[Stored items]
◆ ◆ ◆ ◆ ◆
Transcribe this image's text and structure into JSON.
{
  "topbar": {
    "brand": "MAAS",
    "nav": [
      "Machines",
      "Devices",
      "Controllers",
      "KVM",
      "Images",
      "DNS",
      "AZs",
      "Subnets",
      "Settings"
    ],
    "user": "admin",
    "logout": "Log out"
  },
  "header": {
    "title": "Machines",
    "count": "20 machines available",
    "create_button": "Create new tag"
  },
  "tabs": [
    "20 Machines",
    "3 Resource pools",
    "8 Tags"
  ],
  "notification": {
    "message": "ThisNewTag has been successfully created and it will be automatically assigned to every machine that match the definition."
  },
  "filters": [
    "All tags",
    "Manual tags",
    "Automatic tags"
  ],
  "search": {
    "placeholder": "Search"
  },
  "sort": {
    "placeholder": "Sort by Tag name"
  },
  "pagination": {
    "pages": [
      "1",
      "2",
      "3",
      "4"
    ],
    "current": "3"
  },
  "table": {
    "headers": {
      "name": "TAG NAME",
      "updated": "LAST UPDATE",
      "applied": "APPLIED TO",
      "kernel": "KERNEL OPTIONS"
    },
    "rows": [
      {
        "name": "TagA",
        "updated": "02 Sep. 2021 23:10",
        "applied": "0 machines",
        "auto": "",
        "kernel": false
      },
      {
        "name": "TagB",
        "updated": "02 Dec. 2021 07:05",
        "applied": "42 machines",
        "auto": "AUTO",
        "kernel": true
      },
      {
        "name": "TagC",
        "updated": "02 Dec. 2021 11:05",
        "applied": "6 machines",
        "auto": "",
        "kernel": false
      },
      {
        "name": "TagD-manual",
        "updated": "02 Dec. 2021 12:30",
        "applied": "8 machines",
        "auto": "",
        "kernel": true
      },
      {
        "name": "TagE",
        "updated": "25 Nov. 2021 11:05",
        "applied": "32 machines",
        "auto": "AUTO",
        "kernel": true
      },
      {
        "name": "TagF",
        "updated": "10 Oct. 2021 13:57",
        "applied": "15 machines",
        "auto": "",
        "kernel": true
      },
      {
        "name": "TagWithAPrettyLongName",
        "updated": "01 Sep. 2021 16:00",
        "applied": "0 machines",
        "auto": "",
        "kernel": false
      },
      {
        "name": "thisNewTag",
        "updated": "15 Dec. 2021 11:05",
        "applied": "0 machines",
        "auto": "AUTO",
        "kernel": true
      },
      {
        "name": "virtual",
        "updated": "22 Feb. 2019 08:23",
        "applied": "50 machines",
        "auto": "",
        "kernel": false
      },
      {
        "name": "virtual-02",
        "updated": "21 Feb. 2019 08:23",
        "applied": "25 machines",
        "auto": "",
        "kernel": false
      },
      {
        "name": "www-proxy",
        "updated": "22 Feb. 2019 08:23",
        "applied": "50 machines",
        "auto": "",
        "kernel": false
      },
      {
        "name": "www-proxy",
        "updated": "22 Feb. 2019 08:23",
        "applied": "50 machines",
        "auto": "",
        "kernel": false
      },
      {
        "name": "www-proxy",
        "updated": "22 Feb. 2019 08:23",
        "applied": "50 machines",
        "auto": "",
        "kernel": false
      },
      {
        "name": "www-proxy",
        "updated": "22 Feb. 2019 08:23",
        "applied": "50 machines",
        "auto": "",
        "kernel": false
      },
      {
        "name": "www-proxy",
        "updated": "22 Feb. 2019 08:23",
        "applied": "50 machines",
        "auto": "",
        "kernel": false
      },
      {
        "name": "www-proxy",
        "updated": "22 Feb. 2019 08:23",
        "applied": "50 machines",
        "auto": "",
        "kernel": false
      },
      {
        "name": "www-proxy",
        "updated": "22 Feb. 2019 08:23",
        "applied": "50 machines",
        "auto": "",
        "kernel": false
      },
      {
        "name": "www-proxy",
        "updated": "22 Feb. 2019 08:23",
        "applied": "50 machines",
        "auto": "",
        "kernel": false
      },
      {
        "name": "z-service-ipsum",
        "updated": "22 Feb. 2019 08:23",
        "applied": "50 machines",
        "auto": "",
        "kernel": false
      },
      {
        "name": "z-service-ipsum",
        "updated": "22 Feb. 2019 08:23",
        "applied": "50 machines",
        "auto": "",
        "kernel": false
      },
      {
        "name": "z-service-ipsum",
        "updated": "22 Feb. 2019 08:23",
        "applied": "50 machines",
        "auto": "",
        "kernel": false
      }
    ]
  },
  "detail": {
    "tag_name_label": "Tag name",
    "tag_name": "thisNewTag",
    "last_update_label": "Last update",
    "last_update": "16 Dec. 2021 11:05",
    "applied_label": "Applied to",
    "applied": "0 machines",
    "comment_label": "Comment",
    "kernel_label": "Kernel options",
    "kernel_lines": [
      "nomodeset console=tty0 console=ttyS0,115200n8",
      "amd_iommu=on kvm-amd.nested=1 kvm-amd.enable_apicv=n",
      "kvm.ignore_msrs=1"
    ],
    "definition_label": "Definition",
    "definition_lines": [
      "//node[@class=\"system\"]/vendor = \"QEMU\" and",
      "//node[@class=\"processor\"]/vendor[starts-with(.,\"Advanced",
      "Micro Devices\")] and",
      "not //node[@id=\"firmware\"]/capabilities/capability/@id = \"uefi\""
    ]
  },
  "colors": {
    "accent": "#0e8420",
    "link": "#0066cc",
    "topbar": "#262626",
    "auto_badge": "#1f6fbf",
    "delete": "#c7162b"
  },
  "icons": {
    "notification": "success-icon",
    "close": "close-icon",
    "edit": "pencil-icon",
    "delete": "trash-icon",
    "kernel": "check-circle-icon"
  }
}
◆ ◆ ◆ ◆ ◆
» **EXERCISE REQUIREMENTS**
Go through the listing and print each line exactly as it appears.

» **WRITTEN SOLUTION**
Transcribe this image's text and structure into JSON.
{
  "topbar": {
    "brand": "MAAS",
    "nav": [
      "Machines",
      "Devices",
      "Controllers",
      "KVM",
      "Images",
      "DNS",
      "AZs",
      "Subnets",
      "Settings"
    ],
    "user": "admin",
    "logout": "Log out"
  },
  "header": {
    "title": "Machines",
    "count": "20 machines available",
    "create_button": "Create new tag"
  },
  "tabs": [
    "20 Machines",
    "3 Resource pools",
    "8 Tags"
  ],
  "notification": {
    "message": "ThisNewTag has been successfully created and it will be automatically assigned to every machine that match the definition."
  },
  "filters": [
    "All tags",
    "Manual tags",
    "Automatic tags"
  ],
  "search": {
    "placeholder": "Search"
  },
  "sort": {
    "placeholder": "Sort by Tag name"
  },
  "pagination": {
    "pages": [
      "1",
      "2",
      "3",
      "4"
    ],
    "current": "3"
  },
  "table": {
    "headers": {
      "name": "TAG NAME",
      "updated": "LAST UPDATE",
      "applied": "APPLIED TO",
      "kernel": "KERNEL OPTIONS"
    },
    "rows": [
      {
        "name": "TagA",
        "updated": "02 Sep. 2021 23:10",
        "applied": "0 machines",
        "auto": "",
        "kernel": false
      },
      {
        "name": "TagB",
        "updated": "02 Dec. 2021 07:05",
        "applied": "42 machines",
        "auto": "AUTO",
        "kernel": true
      },
      {
        "name": "TagC",
        "updated": "02 Dec. 2021 11:05",
        "applied": "6 machines",
        "auto": "",
        "kernel": false
      },
      {
        "name": "TagD-manual",
        "updated": "02 Dec. 2021 12:30",
        "applied": "8 machines",
        "auto": "",
        "kernel": true
      },
      {
        "name": "TagE",
        "updated": "25 Nov. 2021 11:05",
        "applied": "32 machines",
        "auto": "AUTO",
        "kernel": true
      },
      {
        "name": "TagF",
        "updated": "10 Oct. 2021 13:57",
        "applied": "15 machines",
        "auto": "",
        "kernel": true
      },
      {
        "name": "TagWithAPrettyLongName",
        "updated": "01 Sep. 2021 16:00",
        "applied": "0 machines",
        "auto": "",
        "kernel": false
      },
      {
        "name": "thisNewTag",
        "updated": "15 Dec. 2021 11:05",
        "applied": "0 machines",
        "auto": "AUTO",
        "kernel": true
      },
      {
        "name": "virtual",
        "updated": "22 Feb. 2019 08:23",
        "applied": "50 machines",
        "auto": "",
        "kernel": false
      },
      {
        "name": "virtual-02",
        "updated": "21 Feb. 2019 08:23",
        "applied": "25 machines",
        "auto": "",
        "kernel": false
      },
      {
        "name": "www-proxy",
        "updated": "22 Feb. 2019 08:23",
        "applied": "50 machines",
        "auto": "",
        "kernel": false
      },
      {
        "name": "www-proxy",
        "updated": "22 Feb. 2019 08:23",
        "applied": "50 machines",
        "auto": "",
        "kernel": false
      },
      {
        "name": "www-proxy",
        "updated": "22 Feb. 2019 08:23",
        "applied": "50 machines",
        "auto": "",
        "kernel": false
      },
      {
        "name": "www-proxy",
        "updated": "22 Feb. 2019 08:23",
        "applied": "50 machines",
        "auto": "",
        "kernel": false
      },
      {
        "name": "www-proxy",
        "updated": "22 Feb. 2019 08:23",
        "applied": "50 machines",
        "auto": "",
        "kernel": false
      },
      {
        "name": "www-proxy",
        "updated": "22 Feb. 2019 08:23",
        "applied": "50 machines",
        "auto": "",
        "kernel": false
      },
      {
        "name": "www-proxy",
        "updated": "22 Feb. 2019 08:23",
        "applied": "50 machines",
        "auto": "",
        "kernel": false
      },
      {
        "name": "www-proxy",
        "updated": "22 Feb. 2019 08:23",
        "applied": "50 machines",
        "auto": "",
        "kernel": false
      },
      {
        "name": "z-service-ipsum",
        "updated": "22 Feb. 2019 08:23",
        "applied": "50 machines",
        "auto": "",
        "kernel": false
      },
      {
        "name": "z-service-ipsum",
        "updated": "22 Feb. 2019 08:23",
        "applied": "50 machines",
        "auto": "",
        "kernel": false
      },
      {
        "name": "z-service-ipsum",
        "updated": "22 Feb. 2019 08:23",
        "applied": "50 machines",
        "auto": "",
        "kernel": false
      }
    ]
  },
  "detail": {
    "tag_name_label": "Tag name",
    "tag_name": "thisNewTag",
    "last_update_label": "Last update",
    "last_update": "16 Dec. 2021 11:05",
    "applied_label": "Applied to",
    "applied": "0 machines",
    "comment_label": "Comment",
    "kernel_label": "Kernel options",
    "kernel_lines": [
      "nomodeset console=tty0 console=ttyS0,115200n8",
      "amd_iommu=on kvm-amd.nested=1 kvm-amd.enable_apicv=n",
      "kvm.ignore_msrs=1"
    ],
    "definition_label": "Definition",
    "definition_lines": [
      "//node[@class=\"system\"]/vendor = \"QEMU\" and",
      "//node[@class=\"processor\"]/vendor[starts-with(.,\"Advanced",
      "Micro Devices\")] and",
      "not //node[@id=\"firmware\"]/capabilities/capability/@id = \"uefi\""
    ]
  },
  "colors": {
    "accent": "#0e8420",
    "link": "#0066cc",
    "topbar": "#262626",
    "auto_badge": "#1f6fbf",
    "delete": "#c7162b"
  },
  "icons": {
    "notification": "success-icon",
    "close": "close-icon",
    "edit": "pencil-icon",
    "delete": "trash-icon",
    "kernel": "check-circle-icon"
  }
}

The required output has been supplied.